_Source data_
* Begin *

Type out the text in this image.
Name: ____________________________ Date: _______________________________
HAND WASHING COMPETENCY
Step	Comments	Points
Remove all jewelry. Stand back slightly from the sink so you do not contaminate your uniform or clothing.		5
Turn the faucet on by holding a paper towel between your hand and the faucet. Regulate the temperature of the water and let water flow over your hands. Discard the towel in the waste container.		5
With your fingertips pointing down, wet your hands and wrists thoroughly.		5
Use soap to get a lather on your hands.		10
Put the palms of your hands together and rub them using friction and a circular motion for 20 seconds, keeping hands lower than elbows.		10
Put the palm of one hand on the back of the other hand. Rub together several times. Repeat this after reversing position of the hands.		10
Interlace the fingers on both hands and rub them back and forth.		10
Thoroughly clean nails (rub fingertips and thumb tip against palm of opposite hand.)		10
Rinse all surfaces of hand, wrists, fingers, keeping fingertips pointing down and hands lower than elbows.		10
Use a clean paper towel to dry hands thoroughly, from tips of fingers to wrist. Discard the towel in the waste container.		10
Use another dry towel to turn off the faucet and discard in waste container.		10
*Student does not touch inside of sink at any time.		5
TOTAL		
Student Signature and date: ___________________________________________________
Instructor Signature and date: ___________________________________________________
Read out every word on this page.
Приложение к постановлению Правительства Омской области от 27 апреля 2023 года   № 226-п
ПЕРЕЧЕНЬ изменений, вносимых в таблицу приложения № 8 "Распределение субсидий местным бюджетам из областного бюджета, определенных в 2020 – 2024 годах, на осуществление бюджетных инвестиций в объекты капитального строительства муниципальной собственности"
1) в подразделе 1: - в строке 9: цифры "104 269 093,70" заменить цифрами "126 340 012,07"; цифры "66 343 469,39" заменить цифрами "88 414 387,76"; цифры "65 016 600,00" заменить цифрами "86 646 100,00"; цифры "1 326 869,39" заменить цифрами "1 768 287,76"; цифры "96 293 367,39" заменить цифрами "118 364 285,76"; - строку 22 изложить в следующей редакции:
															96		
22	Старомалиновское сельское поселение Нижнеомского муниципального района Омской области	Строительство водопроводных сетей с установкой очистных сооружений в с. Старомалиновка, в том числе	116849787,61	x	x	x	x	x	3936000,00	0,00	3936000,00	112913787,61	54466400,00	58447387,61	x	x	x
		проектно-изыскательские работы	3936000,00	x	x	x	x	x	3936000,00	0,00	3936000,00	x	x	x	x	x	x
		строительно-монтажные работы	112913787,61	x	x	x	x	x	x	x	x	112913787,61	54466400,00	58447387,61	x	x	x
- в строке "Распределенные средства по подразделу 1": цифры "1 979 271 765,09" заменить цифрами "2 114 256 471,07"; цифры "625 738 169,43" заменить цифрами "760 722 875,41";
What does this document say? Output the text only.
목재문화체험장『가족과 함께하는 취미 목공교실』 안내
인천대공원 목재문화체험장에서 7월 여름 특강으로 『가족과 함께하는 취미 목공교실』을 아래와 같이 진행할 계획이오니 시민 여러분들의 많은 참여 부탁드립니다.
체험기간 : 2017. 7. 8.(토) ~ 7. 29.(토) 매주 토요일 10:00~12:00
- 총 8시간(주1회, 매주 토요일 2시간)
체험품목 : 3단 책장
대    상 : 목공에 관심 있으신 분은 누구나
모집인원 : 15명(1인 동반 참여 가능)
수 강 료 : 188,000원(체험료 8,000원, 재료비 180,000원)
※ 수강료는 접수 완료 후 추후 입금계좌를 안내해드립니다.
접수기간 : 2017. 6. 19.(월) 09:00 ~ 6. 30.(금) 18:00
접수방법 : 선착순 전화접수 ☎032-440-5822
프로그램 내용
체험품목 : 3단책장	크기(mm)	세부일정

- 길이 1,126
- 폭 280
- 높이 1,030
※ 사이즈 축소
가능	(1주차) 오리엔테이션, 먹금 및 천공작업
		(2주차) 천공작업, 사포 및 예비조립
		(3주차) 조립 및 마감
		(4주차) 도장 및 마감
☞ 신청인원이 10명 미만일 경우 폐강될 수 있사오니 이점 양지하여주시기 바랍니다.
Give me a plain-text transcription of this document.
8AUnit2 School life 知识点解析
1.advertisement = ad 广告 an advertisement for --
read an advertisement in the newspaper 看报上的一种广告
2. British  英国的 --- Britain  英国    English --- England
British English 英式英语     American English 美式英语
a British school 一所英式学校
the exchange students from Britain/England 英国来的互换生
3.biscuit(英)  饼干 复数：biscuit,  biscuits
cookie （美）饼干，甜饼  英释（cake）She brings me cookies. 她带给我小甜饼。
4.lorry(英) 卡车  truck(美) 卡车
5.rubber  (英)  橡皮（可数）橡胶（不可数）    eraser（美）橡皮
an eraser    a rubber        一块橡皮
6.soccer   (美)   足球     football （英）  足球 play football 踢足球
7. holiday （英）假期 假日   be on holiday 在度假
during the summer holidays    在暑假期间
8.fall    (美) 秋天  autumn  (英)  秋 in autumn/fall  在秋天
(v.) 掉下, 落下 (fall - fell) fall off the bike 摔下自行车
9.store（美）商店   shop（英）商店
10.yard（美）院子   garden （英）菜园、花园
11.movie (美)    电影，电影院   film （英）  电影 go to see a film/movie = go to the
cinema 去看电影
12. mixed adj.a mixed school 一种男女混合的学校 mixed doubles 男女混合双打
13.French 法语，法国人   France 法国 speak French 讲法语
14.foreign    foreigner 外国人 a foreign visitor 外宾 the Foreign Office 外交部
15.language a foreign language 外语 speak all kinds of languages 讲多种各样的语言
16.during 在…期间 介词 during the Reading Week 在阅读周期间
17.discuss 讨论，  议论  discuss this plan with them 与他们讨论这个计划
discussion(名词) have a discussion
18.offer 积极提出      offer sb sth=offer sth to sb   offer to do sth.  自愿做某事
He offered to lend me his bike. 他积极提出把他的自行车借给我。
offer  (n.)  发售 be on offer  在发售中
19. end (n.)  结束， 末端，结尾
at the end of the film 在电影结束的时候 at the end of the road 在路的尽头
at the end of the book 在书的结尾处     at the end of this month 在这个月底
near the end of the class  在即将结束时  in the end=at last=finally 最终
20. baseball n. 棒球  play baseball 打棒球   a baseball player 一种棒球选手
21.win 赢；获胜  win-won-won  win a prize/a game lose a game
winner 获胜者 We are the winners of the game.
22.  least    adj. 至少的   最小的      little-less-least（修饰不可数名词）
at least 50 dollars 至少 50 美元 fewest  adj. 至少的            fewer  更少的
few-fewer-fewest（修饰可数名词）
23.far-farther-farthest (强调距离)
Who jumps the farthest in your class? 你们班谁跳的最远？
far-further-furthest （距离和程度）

* End *

_OBJECTIVE_
Examine the records and pull out every line where the string "least" occurs.

_RESULT BELOW_
22.  least    adj. 至少的   最小的      little-less-least（修饰不可数名词）
at least 50 dollars 至少 50 美元 fewest  adj. 至少的            fewer  更少的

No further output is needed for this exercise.